Records excerpted from a collection
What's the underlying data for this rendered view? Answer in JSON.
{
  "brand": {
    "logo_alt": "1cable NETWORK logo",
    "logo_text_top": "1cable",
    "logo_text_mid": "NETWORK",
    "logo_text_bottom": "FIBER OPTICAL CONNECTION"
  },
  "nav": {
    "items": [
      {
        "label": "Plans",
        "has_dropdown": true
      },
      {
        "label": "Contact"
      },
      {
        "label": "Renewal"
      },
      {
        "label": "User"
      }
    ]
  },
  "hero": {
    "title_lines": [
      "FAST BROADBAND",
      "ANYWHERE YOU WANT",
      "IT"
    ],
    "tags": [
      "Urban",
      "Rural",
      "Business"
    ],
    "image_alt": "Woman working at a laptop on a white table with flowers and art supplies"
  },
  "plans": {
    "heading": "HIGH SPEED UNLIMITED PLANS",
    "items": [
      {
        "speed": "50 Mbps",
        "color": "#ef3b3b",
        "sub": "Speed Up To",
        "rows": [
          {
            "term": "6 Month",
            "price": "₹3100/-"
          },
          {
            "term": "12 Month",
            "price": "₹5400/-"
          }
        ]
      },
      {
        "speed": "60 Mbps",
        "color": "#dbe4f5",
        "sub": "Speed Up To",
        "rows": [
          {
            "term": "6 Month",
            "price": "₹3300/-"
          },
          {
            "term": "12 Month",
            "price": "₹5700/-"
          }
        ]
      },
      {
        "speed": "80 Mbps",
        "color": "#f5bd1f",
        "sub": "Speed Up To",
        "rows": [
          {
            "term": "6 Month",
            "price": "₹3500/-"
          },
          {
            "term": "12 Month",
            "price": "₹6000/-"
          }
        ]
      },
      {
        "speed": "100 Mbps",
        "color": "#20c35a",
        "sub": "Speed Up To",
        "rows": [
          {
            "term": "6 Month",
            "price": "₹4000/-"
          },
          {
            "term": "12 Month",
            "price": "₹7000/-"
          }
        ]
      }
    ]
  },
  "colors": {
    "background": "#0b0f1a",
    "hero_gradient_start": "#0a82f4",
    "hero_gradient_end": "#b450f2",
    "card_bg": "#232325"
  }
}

WORK TO BE COMPLETED → The lines above should be duplicated exactly.

SOLUTION FOR THIS PROBLEM →
What's the underlying data for this rendered view? Answer in JSON.
{
  "brand": {
    "logo_alt": "1cable NETWORK logo",
    "logo_text_top": "1cable",
    "logo_text_mid": "NETWORK",
    "logo_text_bottom": "FIBER OPTICAL CONNECTION"
  },
  "nav": {
    "items": [
      {
        "label": "Plans",
        "has_dropdown": true
      },
      {
        "label": "Contact"
      },
      {
        "label": "Renewal"
      },
      {
        "label": "User"
      }
    ]
  },
  "hero": {
    "title_lines": [
      "FAST BROADBAND",
      "ANYWHERE YOU WANT",
      "IT"
    ],
    "tags": [
      "Urban",
      "Rural",
      "Business"
    ],
    "image_alt": "Woman working at a laptop on a white table with flowers and art supplies"
  },
  "plans": {
    "heading": "HIGH SPEED UNLIMITED PLANS",
    "items": [
      {
        "speed": "50 Mbps",
        "color": "#ef3b3b",
        "sub": "Speed Up To",
        "rows": [
          {
            "term": "6 Month",
            "price": "₹3100/-"
          },
          {
            "term": "12 Month",
            "price": "₹5400/-"
          }
        ]
      },
      {
        "speed": "60 Mbps",
        "color": "#dbe4f5",
        "sub": "Speed Up To",
        "rows": [
          {
            "term": "6 Month",
            "price": "₹3300/-"
          },
          {
            "term": "12 Month",
            "price": "₹5700/-"
          }
        ]
      },
      {
        "speed": "80 Mbps",
        "color": "#f5bd1f",
        "sub": "Speed Up To",
        "rows": [
          {
            "term": "6 Month",
            "price": "₹3500/-"
          },
          {
            "term": "12 Month",
            "price": "₹6000/-"
          }
        ]
      },
      {
        "speed": "100 Mbps",
        "color": "#20c35a",
        "sub": "Speed Up To",
        "rows": [
          {
            "term": "6 Month",
            "price": "₹4000/-"
          },
          {
            "term": "12 Month",
            "price": "₹7000/-"
          }
        ]
      }
    ]
  },
  "colors": {
    "background": "#0b0f1a",
    "hero_gradient_start": "#0a82f4",
    "hero_gradient_end": "#b450f2",
    "card_bg": "#232325"
  }
}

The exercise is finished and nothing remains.